## start Material provided
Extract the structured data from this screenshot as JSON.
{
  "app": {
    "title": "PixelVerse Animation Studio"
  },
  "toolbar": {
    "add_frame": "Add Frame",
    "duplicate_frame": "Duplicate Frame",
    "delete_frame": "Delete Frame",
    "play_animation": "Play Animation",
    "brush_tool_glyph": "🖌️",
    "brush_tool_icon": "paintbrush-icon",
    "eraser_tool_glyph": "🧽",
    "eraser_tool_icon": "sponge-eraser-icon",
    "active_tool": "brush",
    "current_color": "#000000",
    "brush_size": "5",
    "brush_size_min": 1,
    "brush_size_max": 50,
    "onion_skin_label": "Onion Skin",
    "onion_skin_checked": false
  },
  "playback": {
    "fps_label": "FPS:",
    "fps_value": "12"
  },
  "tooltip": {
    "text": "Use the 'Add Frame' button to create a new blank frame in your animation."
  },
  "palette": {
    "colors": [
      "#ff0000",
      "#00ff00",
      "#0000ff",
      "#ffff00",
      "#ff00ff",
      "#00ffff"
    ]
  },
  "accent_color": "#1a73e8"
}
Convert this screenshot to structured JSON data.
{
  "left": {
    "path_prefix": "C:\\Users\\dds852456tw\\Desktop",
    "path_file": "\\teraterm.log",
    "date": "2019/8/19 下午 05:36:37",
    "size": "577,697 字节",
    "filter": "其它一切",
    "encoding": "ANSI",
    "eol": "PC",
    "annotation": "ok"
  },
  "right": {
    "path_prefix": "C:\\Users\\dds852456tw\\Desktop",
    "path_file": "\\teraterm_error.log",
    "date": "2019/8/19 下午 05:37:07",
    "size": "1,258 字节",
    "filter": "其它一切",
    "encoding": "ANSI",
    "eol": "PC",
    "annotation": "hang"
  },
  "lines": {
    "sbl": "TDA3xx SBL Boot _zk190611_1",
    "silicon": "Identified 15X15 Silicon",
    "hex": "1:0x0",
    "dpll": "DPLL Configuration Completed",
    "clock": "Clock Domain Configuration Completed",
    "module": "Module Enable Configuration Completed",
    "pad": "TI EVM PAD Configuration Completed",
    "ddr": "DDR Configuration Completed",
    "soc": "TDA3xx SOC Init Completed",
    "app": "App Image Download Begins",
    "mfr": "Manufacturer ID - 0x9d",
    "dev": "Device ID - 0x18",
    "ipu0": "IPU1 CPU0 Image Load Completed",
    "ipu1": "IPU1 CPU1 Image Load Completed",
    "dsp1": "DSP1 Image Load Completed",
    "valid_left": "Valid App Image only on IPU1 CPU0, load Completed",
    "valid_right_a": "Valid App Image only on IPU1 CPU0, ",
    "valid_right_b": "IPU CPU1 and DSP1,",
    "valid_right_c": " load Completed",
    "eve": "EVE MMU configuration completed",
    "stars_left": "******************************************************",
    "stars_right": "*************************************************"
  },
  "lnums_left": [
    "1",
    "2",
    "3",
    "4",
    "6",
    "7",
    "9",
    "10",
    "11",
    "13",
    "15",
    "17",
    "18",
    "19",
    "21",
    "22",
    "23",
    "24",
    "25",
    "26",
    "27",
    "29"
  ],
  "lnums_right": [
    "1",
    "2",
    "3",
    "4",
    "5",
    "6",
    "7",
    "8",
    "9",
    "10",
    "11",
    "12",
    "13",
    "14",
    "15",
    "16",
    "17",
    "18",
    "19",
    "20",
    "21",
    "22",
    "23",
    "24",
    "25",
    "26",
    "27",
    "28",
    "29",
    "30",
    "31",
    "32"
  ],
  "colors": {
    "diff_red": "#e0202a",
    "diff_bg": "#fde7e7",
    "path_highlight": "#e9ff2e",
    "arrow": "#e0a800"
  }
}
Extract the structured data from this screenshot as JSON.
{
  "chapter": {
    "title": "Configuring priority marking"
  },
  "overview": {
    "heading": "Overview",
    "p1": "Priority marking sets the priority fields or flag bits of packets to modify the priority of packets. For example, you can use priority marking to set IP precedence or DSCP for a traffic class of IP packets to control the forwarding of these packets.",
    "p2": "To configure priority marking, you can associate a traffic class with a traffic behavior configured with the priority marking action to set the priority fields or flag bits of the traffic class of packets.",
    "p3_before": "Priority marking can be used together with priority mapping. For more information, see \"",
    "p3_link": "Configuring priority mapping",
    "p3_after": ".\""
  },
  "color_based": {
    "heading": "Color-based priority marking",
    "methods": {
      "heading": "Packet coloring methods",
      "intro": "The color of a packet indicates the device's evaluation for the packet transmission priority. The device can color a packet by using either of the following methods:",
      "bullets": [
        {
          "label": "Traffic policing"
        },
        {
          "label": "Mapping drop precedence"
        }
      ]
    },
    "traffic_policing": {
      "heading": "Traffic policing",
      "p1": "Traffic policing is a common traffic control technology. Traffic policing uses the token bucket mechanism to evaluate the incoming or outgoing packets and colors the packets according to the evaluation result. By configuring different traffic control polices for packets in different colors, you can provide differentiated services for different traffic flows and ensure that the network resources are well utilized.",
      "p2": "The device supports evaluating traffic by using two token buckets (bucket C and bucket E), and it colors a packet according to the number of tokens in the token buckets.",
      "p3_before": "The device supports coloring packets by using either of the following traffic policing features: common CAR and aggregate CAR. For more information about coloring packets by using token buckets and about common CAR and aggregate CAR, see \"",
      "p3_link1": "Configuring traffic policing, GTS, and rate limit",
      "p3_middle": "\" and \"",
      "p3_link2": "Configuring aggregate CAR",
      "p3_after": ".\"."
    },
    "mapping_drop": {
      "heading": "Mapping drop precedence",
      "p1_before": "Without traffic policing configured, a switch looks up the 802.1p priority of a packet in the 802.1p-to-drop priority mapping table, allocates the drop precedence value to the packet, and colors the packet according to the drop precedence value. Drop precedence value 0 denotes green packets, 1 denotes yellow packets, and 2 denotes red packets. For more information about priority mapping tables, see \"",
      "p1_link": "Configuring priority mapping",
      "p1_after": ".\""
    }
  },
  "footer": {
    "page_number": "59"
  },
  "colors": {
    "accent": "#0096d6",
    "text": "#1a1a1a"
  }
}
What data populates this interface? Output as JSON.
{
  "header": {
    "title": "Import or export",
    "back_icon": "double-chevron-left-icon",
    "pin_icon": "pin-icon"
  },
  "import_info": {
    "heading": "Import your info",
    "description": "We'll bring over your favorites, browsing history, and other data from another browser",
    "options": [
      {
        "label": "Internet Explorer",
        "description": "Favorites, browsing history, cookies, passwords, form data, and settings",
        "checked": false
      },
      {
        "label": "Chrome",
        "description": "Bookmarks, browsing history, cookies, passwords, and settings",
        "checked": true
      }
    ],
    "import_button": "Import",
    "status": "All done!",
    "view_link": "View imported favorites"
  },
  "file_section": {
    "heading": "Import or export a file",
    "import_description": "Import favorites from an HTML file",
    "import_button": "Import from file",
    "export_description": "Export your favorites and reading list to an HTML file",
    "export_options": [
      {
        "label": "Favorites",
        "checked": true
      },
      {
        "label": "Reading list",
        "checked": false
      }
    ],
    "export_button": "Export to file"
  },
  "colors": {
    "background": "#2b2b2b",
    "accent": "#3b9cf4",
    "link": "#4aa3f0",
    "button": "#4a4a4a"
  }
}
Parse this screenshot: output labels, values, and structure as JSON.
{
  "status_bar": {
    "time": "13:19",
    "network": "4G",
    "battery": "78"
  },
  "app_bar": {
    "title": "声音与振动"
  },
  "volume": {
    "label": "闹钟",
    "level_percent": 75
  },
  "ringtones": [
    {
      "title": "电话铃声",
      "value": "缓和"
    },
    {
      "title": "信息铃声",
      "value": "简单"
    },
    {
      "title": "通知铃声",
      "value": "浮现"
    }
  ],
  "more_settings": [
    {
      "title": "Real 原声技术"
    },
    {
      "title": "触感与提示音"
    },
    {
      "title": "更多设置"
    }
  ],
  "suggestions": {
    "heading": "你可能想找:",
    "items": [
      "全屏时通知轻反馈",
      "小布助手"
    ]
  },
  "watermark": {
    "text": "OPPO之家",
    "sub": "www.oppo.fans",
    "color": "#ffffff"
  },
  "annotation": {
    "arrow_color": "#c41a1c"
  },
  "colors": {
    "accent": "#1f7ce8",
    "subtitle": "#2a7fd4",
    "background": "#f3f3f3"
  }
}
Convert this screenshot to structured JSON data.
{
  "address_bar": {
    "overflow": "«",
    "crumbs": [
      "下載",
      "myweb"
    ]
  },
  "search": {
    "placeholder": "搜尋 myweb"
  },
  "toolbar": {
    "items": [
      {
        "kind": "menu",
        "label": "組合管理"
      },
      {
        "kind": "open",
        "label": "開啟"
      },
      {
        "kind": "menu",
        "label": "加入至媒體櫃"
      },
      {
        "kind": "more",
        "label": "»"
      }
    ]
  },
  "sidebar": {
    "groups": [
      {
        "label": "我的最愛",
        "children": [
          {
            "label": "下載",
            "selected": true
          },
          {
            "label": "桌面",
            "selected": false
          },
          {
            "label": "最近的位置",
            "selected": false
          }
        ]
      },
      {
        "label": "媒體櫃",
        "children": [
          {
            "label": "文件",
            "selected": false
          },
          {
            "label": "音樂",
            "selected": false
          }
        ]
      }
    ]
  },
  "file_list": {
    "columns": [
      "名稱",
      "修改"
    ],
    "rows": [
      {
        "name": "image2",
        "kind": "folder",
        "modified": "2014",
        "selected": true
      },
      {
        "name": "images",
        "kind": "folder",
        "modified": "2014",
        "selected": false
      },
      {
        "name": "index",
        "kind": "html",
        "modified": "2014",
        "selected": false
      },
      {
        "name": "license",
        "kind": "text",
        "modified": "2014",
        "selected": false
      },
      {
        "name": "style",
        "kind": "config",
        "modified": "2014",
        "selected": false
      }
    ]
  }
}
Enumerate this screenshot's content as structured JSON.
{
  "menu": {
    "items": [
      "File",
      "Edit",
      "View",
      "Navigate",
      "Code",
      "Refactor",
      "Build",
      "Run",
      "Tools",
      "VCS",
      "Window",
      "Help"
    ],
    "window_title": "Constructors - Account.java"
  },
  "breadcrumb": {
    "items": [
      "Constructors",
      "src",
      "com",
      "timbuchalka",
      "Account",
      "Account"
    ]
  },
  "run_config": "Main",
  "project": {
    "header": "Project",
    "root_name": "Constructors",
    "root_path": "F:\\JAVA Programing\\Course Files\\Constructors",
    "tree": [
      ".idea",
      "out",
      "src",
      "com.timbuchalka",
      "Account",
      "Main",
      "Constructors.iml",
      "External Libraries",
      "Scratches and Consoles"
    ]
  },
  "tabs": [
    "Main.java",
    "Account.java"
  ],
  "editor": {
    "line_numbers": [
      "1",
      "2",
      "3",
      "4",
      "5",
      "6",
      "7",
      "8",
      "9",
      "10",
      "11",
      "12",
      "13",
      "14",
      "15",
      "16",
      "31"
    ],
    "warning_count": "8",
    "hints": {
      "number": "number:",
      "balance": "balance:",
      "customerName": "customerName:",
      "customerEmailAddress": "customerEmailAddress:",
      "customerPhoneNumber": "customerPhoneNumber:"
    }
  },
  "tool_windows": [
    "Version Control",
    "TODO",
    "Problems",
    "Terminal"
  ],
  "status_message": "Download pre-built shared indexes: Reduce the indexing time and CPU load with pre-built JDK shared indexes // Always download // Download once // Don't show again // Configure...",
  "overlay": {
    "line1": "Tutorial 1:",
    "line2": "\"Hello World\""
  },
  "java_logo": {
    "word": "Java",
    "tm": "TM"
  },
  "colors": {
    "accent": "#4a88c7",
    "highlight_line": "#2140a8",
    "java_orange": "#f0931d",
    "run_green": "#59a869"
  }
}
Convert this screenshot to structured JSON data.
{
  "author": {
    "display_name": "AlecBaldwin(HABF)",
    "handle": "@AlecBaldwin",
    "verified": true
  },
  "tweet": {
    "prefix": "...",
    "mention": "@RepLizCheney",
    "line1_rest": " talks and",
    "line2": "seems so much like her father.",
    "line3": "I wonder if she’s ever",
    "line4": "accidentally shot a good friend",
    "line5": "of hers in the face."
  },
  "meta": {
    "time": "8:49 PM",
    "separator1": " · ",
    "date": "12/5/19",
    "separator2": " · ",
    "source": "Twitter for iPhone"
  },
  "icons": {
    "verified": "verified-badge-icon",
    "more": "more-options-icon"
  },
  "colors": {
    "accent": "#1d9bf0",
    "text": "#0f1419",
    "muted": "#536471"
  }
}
## end Material provided
*Problem to work on:*
Exactly how many lines contain "annotation"? State the number and nothing else.

*The output:*
3